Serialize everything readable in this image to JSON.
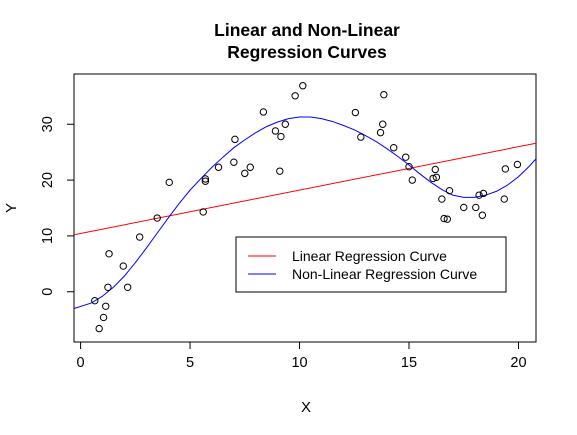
{
  "chart_data": {
    "type": "scatter",
    "title_lines": [
      "Linear and Non-Linear",
      "Regression Curves"
    ],
    "xlabel": "X",
    "ylabel": "Y",
    "xlim": [
      -0.3,
      20.8
    ],
    "ylim": [
      -9,
      39
    ],
    "x_ticks": [
      0,
      5,
      10,
      15,
      20
    ],
    "y_ticks": [
      0,
      10,
      20,
      30
    ],
    "grid": false,
    "legend_position": "bottom-right",
    "points": [
      {
        "x": 0.65,
        "y": -1.6
      },
      {
        "x": 0.85,
        "y": -6.6
      },
      {
        "x": 1.05,
        "y": -4.6
      },
      {
        "x": 1.15,
        "y": -2.6
      },
      {
        "x": 1.25,
        "y": 0.8
      },
      {
        "x": 1.3,
        "y": 6.8
      },
      {
        "x": 1.95,
        "y": 4.6
      },
      {
        "x": 2.15,
        "y": 0.8
      },
      {
        "x": 2.7,
        "y": 9.8
      },
      {
        "x": 3.5,
        "y": 13.2
      },
      {
        "x": 4.05,
        "y": 19.6
      },
      {
        "x": 5.6,
        "y": 14.3
      },
      {
        "x": 5.7,
        "y": 19.8
      },
      {
        "x": 5.7,
        "y": 20.2
      },
      {
        "x": 6.3,
        "y": 22.3
      },
      {
        "x": 7.0,
        "y": 23.2
      },
      {
        "x": 7.05,
        "y": 27.3
      },
      {
        "x": 7.5,
        "y": 21.2
      },
      {
        "x": 7.75,
        "y": 22.3
      },
      {
        "x": 8.35,
        "y": 32.2
      },
      {
        "x": 8.9,
        "y": 28.8
      },
      {
        "x": 9.1,
        "y": 21.6
      },
      {
        "x": 9.15,
        "y": 27.8
      },
      {
        "x": 9.35,
        "y": 30.0
      },
      {
        "x": 9.8,
        "y": 35.1
      },
      {
        "x": 10.15,
        "y": 36.9
      },
      {
        "x": 12.55,
        "y": 32.1
      },
      {
        "x": 12.8,
        "y": 27.7
      },
      {
        "x": 13.7,
        "y": 28.5
      },
      {
        "x": 13.8,
        "y": 30.0
      },
      {
        "x": 13.85,
        "y": 35.3
      },
      {
        "x": 14.3,
        "y": 25.8
      },
      {
        "x": 14.85,
        "y": 24.1
      },
      {
        "x": 15.0,
        "y": 22.4
      },
      {
        "x": 15.15,
        "y": 20.0
      },
      {
        "x": 16.1,
        "y": 20.3
      },
      {
        "x": 16.2,
        "y": 21.9
      },
      {
        "x": 16.25,
        "y": 20.5
      },
      {
        "x": 16.5,
        "y": 16.6
      },
      {
        "x": 16.6,
        "y": 13.1
      },
      {
        "x": 16.75,
        "y": 13.0
      },
      {
        "x": 16.85,
        "y": 18.1
      },
      {
        "x": 17.5,
        "y": 15.1
      },
      {
        "x": 18.05,
        "y": 15.1
      },
      {
        "x": 18.2,
        "y": 17.3
      },
      {
        "x": 18.35,
        "y": 13.7
      },
      {
        "x": 18.4,
        "y": 17.6
      },
      {
        "x": 19.35,
        "y": 16.6
      },
      {
        "x": 19.4,
        "y": 22.0
      },
      {
        "x": 19.95,
        "y": 22.8
      }
    ],
    "series": [
      {
        "name": "Linear Regression Curve",
        "color": "#ff0000",
        "kind": "line",
        "x": [
          -0.3,
          20.8
        ],
        "y": [
          10.2,
          26.6
        ]
      },
      {
        "name": "Non-Linear Regression Curve",
        "color": "#0000ff",
        "kind": "curve",
        "x": [
          -0.3,
          0.5,
          1,
          1.5,
          2,
          2.5,
          3,
          3.5,
          4,
          4.5,
          5,
          5.5,
          6,
          6.5,
          7,
          7.5,
          8,
          8.5,
          9,
          9.5,
          10,
          10.5,
          11,
          11.5,
          12,
          12.5,
          13,
          13.5,
          14,
          14.5,
          15,
          15.5,
          16,
          16.5,
          17,
          17.5,
          18,
          18.5,
          19,
          19.5,
          20,
          20.5,
          20.8
        ],
        "y": [
          -3,
          -2,
          -0.8,
          0.8,
          2.8,
          5.2,
          7.8,
          10.5,
          13.2,
          15.8,
          18.2,
          20.3,
          22.3,
          24.1,
          25.8,
          27.2,
          28.5,
          29.6,
          30.4,
          31.0,
          31.3,
          31.3,
          31.0,
          30.5,
          29.8,
          29.0,
          28.0,
          26.9,
          25.6,
          24.2,
          22.7,
          21.1,
          19.6,
          18.3,
          17.3,
          16.9,
          16.9,
          17.3,
          18.0,
          19.1,
          20.6,
          22.5,
          23.8
        ]
      }
    ]
  }
}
•••
→ What to do
Reproduce the records above exactly, leaving out every picture they contain.

→ Completed task
Serialize everything readable in this image to JSON.
{
  "chart_data": {
    "type": "scatter",
    "title_lines": [
      "Linear and Non-Linear",
      "Regression Curves"
    ],
    "xlabel": "X",
    "ylabel": "Y",
    "xlim": [
      -0.3,
      20.8
    ],
    "ylim": [
      -9,
      39
    ],
    "x_ticks": [
      0,
      5,
      10,
      15,
      20
    ],
    "y_ticks": [
      0,
      10,
      20,
      30
    ],
    "grid": false,
    "legend_position": "bottom-right",
    "points": [
      {
        "x": 0.65,
        "y": -1.6
      },
      {
        "x": 0.85,
        "y": -6.6
      },
      {
        "x": 1.05,
        "y": -4.6
      },
      {
        "x": 1.15,
        "y": -2.6
      },
      {
        "x": 1.25,
        "y": 0.8
      },
      {
        "x": 1.3,
        "y": 6.8
      },
      {
        "x": 1.95,
        "y": 4.6
      },
      {
        "x": 2.15,
        "y": 0.8
      },
      {
        "x": 2.7,
        "y": 9.8
      },
      {
        "x": 3.5,
        "y": 13.2
      },
      {
        "x": 4.05,
        "y": 19.6
      },
      {
        "x": 5.6,
        "y": 14.3
      },
      {
        "x": 5.7,
        "y": 19.8
      },
      {
        "x": 5.7,
        "y": 20.2
      },
      {
        "x": 6.3,
        "y": 22.3
      },
      {
        "x": 7.0,
        "y": 23.2
      },
      {
        "x": 7.05,
        "y": 27.3
      },
      {
        "x": 7.5,
        "y": 21.2
      },
      {
        "x": 7.75,
        "y": 22.3
      },
      {
        "x": 8.35,
        "y": 32.2
      },
      {
        "x": 8.9,
        "y": 28.8
      },
      {
        "x": 9.1,
        "y": 21.6
      },
      {
        "x": 9.15,
        "y": 27.8
      },
      {
        "x": 9.35,
        "y": 30.0
      },
      {
        "x": 9.8,
        "y": 35.1
      },
      {
        "x": 10.15,
        "y": 36.9
      },
      {
        "x": 12.55,
        "y": 32.1
      },
      {
        "x": 12.8,
        "y": 27.7
      },
      {
        "x": 13.7,
        "y": 28.5
      },
      {
        "x": 13.8,
        "y": 30.0
      },
      {
        "x": 13.85,
        "y": 35.3
      },
      {
        "x": 14.3,
        "y": 25.8
      },
      {
        "x": 14.85,
        "y": 24.1
      },
      {
        "x": 15.0,
        "y": 22.4
      },
      {
        "x": 15.15,
        "y": 20.0
      },
      {
        "x": 16.1,
        "y": 20.3
      },
      {
        "x": 16.2,
        "y": 21.9
      },
      {
        "x": 16.25,
        "y": 20.5
      },
      {
        "x": 16.5,
        "y": 16.6
      },
      {
        "x": 16.6,
        "y": 13.1
      },
      {
        "x": 16.75,
        "y": 13.0
      },
      {
        "x": 16.85,
        "y": 18.1
      },
      {
        "x": 17.5,
        "y": 15.1
      },
      {
        "x": 18.05,
        "y": 15.1
      },
      {
        "x": 18.2,
        "y": 17.3
      },
      {
        "x": 18.35,
        "y": 13.7
      },
      {
        "x": 18.4,
        "y": 17.6
      },
      {
        "x": 19.35,
        "y": 16.6
      },
      {
        "x": 19.4,
        "y": 22.0
      },
      {
        "x": 19.95,
        "y": 22.8
      }
    ],
    "series": [
      {
        "name": "Linear Regression Curve",
        "color": "#ff0000",
        "kind": "line",
        "x": [
          -0.3,
          20.8
        ],
        "y": [
          10.2,
          26.6
        ]
      },
      {
        "name": "Non-Linear Regression Curve",
        "color": "#0000ff",
        "kind": "curve",
        "x": [
          -0.3,
          0.5,
          1,
          1.5,
          2,
          2.5,
          3,
          3.5,
          4,
          4.5,
          5,
          5.5,
          6,
          6.5,
          7,
          7.5,
          8,
          8.5,
          9,
          9.5,
          10,
          10.5,
          11,
          11.5,
          12,
          12.5,
          13,
          13.5,
          14,
          14.5,
          15,
          15.5,
          16,
          16.5,
          17,
          17.5,
          18,
          18.5,
          19,
          19.5,
          20,
          20.5,
          20.8
        ],
        "y": [
          -3,
          -2,
          -0.8,
          0.8,
          2.8,
          5.2,
          7.8,
          10.5,
          13.2,
          15.8,
          18.2,
          20.3,
          22.3,
          24.1,
          25.8,
          27.2,
          28.5,
          29.6,
          30.4,
          31.0,
          31.3,
          31.3,
          31.0,
          30.5,
          29.8,
          29.0,
          28.0,
          26.9,
          25.6,
          24.2,
          22.7,
          21.1,
          19.6,
          18.3,
          17.3,
          16.9,
          16.9,
          17.3,
          18.0,
          19.1,
          20.6,
          22.5,
          23.8
        ]
      }
    ]
  }
}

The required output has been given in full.